───── Dataset records ─────
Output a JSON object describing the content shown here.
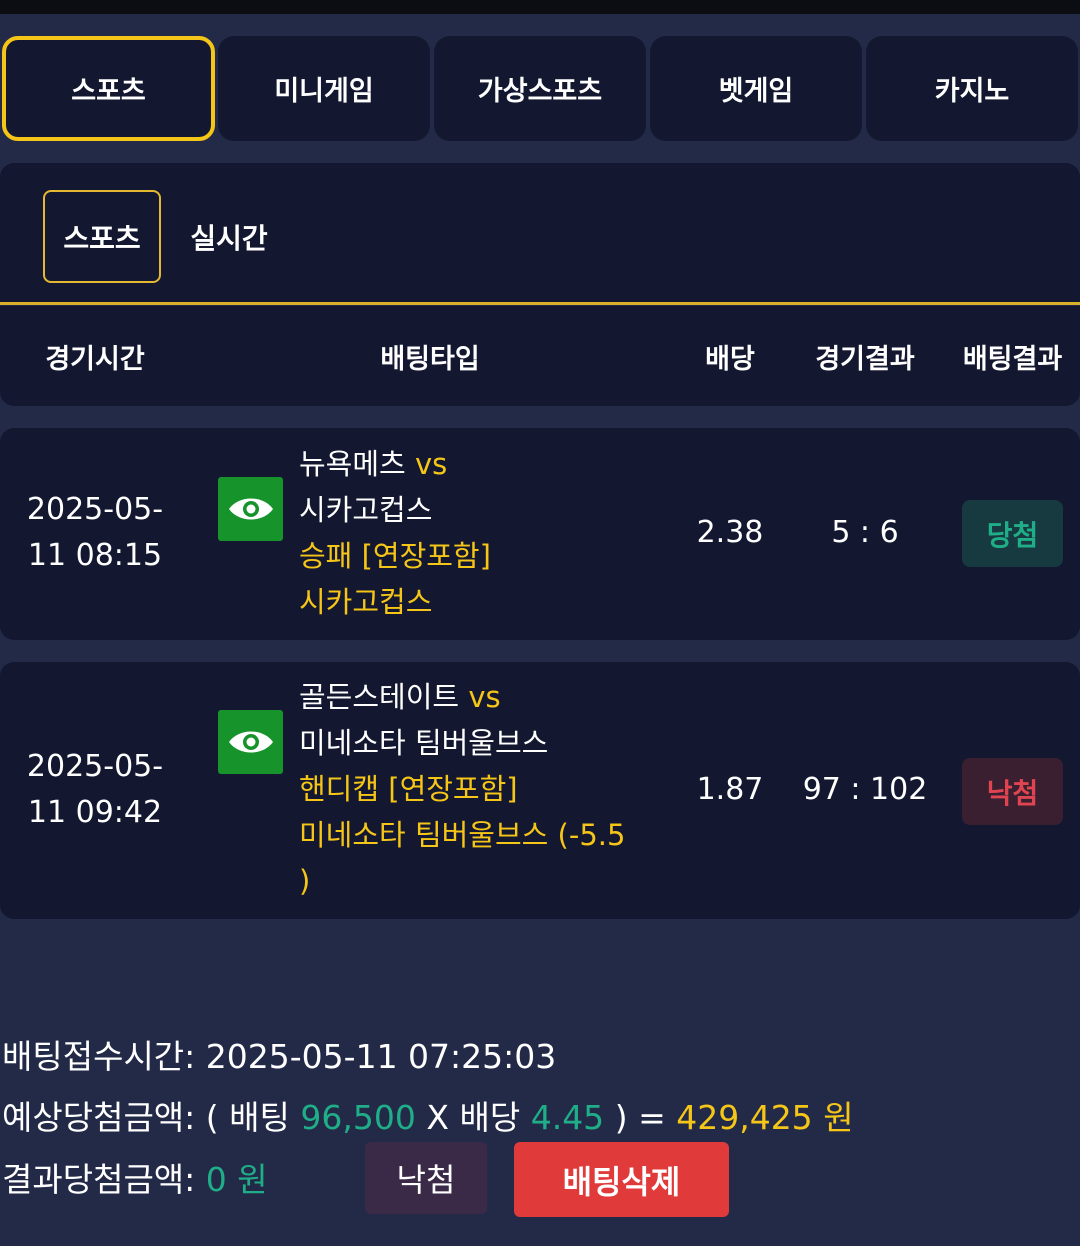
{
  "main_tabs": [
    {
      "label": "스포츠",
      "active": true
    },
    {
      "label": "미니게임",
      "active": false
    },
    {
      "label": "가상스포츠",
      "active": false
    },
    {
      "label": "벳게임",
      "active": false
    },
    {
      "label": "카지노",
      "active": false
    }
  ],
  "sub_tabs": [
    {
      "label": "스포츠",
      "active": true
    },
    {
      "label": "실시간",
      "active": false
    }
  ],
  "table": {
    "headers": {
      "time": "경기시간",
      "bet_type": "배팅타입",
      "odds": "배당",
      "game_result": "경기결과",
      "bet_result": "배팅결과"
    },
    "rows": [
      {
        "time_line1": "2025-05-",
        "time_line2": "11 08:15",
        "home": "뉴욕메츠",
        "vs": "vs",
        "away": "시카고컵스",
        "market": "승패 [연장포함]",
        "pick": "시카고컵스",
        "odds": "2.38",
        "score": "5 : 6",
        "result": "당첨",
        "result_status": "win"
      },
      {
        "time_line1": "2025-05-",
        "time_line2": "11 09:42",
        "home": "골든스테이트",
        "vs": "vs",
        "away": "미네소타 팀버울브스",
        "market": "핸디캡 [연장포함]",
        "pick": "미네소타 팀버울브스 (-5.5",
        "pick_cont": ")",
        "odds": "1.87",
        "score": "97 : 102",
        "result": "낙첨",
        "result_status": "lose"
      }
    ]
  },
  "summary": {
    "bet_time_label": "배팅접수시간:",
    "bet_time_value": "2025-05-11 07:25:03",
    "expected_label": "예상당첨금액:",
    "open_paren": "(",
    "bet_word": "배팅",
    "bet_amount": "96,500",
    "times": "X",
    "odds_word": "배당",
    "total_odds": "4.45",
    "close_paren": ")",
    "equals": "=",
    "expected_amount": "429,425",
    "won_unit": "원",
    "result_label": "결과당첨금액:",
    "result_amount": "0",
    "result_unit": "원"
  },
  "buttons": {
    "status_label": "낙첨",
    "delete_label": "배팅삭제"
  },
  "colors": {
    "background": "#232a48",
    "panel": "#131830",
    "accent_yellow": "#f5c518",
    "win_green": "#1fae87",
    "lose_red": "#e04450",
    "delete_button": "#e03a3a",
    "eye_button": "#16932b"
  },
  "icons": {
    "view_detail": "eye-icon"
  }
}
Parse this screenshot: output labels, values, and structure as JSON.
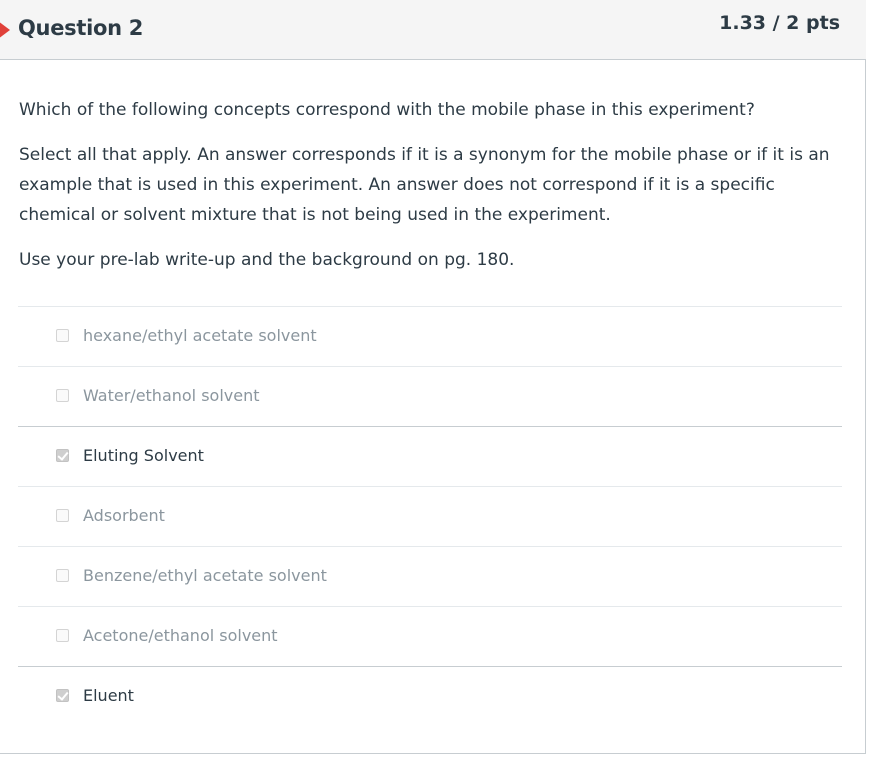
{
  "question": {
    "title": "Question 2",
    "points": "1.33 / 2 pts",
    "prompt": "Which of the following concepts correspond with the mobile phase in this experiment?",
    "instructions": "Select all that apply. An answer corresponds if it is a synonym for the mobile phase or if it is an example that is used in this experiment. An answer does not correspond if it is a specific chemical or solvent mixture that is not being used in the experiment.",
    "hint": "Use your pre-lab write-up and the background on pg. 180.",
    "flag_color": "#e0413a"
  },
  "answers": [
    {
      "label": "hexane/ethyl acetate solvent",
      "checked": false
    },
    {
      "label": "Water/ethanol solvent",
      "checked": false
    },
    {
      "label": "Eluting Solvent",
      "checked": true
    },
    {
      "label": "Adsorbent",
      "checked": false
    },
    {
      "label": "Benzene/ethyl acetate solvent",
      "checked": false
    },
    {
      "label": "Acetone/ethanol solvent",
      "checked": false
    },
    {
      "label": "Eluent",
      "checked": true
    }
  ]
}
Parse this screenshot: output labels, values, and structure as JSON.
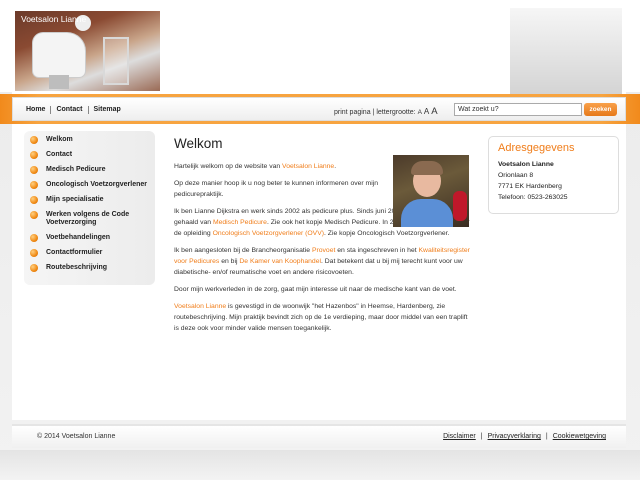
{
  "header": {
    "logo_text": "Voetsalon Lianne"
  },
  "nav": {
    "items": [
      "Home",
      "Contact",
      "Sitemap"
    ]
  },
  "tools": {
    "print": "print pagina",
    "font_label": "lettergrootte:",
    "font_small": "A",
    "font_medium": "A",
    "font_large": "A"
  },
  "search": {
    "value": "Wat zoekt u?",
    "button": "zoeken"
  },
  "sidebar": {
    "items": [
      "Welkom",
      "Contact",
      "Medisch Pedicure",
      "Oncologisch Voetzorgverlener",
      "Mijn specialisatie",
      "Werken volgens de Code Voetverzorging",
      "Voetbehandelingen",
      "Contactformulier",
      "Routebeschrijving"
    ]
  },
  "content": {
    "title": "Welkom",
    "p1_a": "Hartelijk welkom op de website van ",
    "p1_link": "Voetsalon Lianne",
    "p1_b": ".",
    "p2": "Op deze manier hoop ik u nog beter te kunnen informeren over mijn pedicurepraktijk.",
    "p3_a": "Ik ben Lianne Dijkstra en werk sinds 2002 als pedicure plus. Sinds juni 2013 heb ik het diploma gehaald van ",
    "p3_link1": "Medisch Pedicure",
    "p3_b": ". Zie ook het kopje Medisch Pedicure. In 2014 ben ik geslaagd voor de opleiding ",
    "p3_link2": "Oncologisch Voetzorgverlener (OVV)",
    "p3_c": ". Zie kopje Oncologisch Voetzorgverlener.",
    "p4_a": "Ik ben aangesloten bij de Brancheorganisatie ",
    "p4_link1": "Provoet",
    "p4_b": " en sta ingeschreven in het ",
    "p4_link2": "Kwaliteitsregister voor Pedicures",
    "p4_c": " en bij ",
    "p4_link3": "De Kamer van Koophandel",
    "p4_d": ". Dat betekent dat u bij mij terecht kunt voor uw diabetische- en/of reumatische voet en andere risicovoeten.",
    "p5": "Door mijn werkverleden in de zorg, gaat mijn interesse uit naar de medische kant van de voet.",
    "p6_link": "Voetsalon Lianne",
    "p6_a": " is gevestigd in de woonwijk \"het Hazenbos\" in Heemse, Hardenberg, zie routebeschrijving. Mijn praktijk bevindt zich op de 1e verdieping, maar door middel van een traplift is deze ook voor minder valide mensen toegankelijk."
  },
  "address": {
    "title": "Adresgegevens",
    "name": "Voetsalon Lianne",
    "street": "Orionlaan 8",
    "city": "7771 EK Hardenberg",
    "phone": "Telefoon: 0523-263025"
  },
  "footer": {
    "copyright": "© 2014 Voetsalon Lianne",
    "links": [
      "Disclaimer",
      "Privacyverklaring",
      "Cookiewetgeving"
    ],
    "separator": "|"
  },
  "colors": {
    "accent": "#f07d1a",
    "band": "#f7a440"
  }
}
─────
───── Dataset records ─────
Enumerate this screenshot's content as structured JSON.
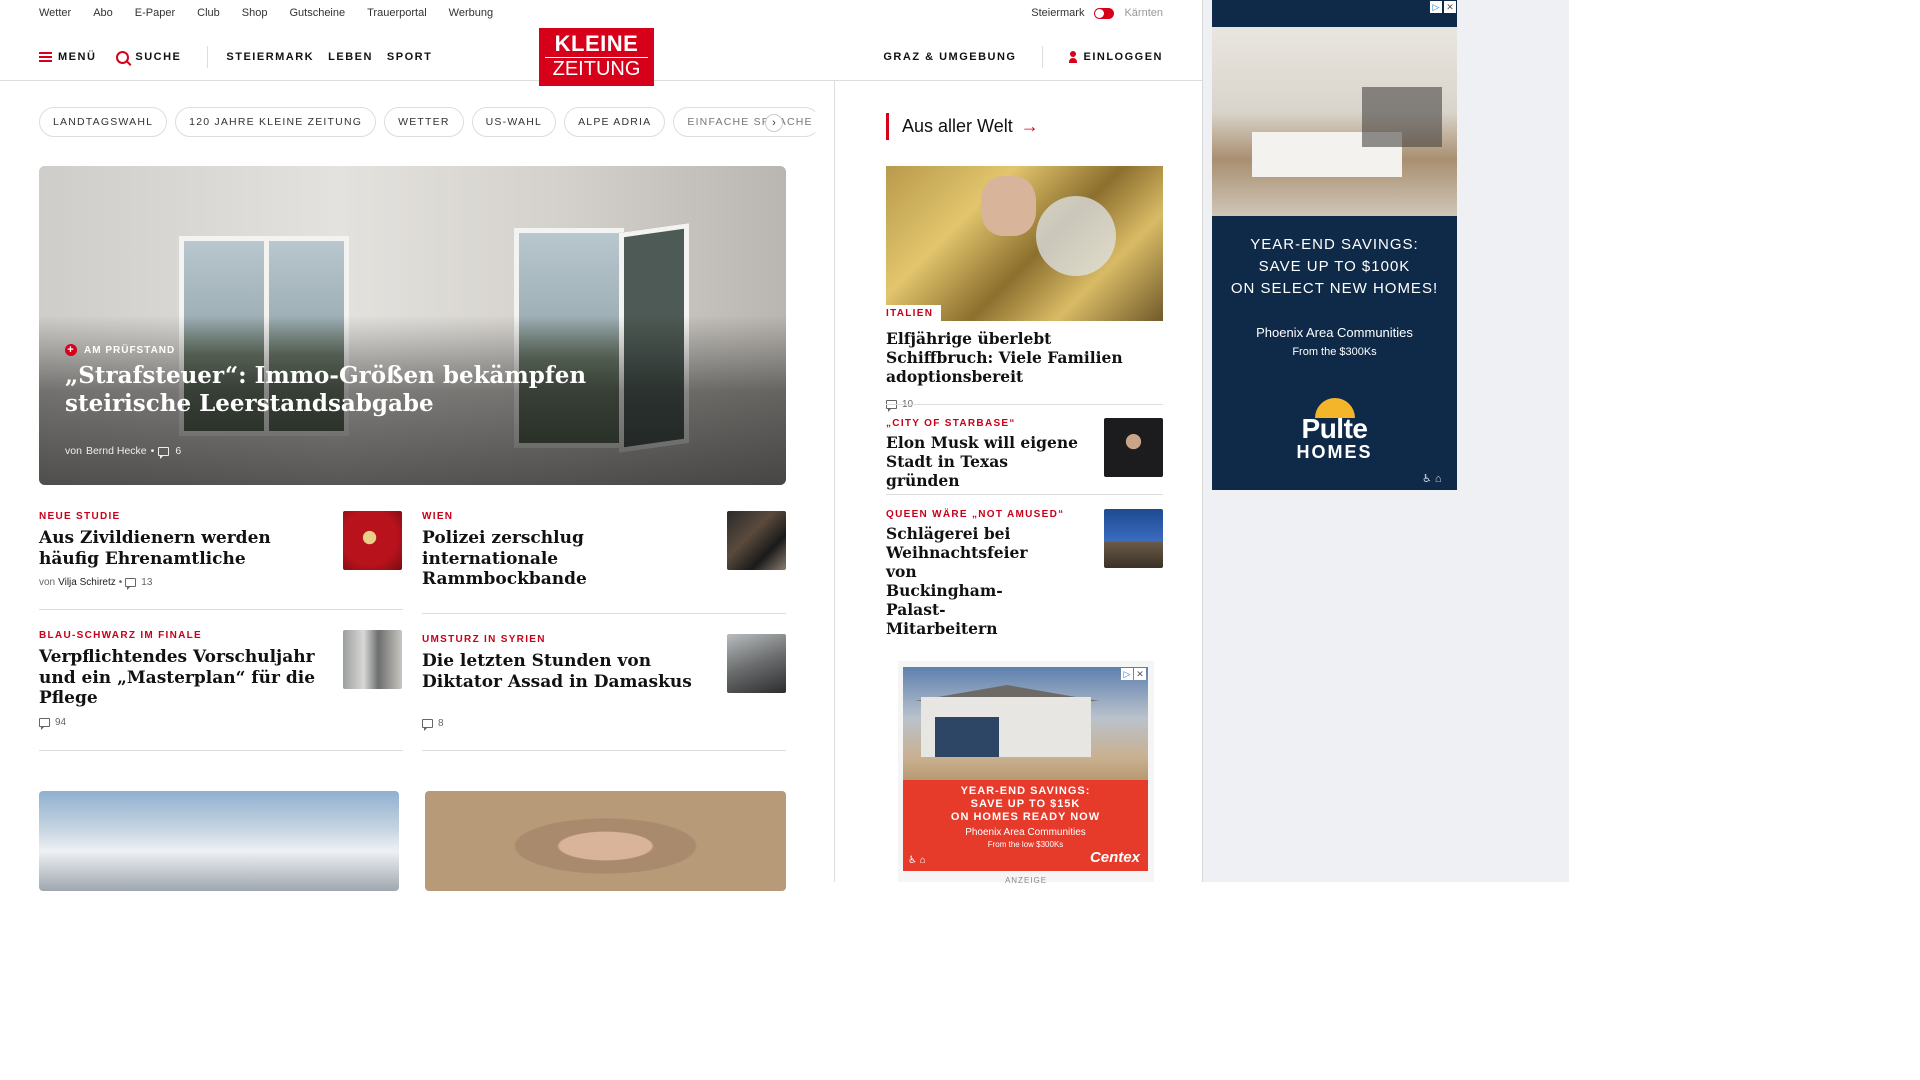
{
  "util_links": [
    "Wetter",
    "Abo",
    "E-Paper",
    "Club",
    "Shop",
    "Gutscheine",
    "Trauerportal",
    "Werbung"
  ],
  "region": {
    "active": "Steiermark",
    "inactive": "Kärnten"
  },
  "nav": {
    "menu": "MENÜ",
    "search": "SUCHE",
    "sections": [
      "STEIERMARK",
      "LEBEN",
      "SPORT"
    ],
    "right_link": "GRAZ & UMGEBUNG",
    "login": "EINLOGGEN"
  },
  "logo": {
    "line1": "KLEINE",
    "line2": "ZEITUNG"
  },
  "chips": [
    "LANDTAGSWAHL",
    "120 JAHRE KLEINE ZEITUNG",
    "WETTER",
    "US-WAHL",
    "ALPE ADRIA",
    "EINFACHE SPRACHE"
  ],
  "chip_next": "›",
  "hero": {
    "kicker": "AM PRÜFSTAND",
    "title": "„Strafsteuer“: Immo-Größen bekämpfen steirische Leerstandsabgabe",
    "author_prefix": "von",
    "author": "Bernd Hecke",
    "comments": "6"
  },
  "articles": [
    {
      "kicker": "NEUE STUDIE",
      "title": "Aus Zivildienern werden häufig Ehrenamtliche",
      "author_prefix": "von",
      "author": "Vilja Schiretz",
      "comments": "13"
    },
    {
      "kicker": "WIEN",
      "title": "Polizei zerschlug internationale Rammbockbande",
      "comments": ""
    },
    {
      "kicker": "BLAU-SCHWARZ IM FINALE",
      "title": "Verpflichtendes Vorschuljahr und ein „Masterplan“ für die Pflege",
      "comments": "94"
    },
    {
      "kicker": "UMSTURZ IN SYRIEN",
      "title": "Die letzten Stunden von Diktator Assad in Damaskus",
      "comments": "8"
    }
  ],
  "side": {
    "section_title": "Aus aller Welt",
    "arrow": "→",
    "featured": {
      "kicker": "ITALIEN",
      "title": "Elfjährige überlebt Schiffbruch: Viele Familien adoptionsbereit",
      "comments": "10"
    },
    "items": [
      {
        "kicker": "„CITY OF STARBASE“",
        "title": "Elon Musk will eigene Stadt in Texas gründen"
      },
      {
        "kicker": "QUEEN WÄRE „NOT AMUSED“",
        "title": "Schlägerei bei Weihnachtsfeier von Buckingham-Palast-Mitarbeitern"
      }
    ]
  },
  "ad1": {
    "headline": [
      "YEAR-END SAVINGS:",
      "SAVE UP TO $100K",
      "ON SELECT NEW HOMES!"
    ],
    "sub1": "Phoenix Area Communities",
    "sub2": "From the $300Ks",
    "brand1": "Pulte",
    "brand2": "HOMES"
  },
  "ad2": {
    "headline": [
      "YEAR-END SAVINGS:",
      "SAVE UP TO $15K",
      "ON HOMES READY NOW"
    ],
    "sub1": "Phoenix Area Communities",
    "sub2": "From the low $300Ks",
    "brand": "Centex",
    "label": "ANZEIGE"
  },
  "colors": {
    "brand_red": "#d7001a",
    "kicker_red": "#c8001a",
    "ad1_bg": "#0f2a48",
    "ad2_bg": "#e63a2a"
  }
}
─────
▸ What the task asks
Pull out every line of the entries that includes the word "voor".

▸ Problem solution
    "p3_b": ". Zie ook het kopje Medisch Pedicure. In 2014 ben ik geslaagd voor de opleiding ",
    "p4_link2": "Kwaliteitsregister voor Pedicures",
    "p4_d": ". Dat betekent dat u bij mij terecht kunt voor uw diabetische- en/of reumatische voet en andere risicovoeten.",
    "p6_a": " is gevestigd in de woonwijk \"het Hazenbos\" in Heemse, Hardenberg, zie routebeschrijving. Mijn praktijk bevindt zich op de 1e verdieping, maar door middel van een traplift is deze ook voor minder valide mensen toegankelijk."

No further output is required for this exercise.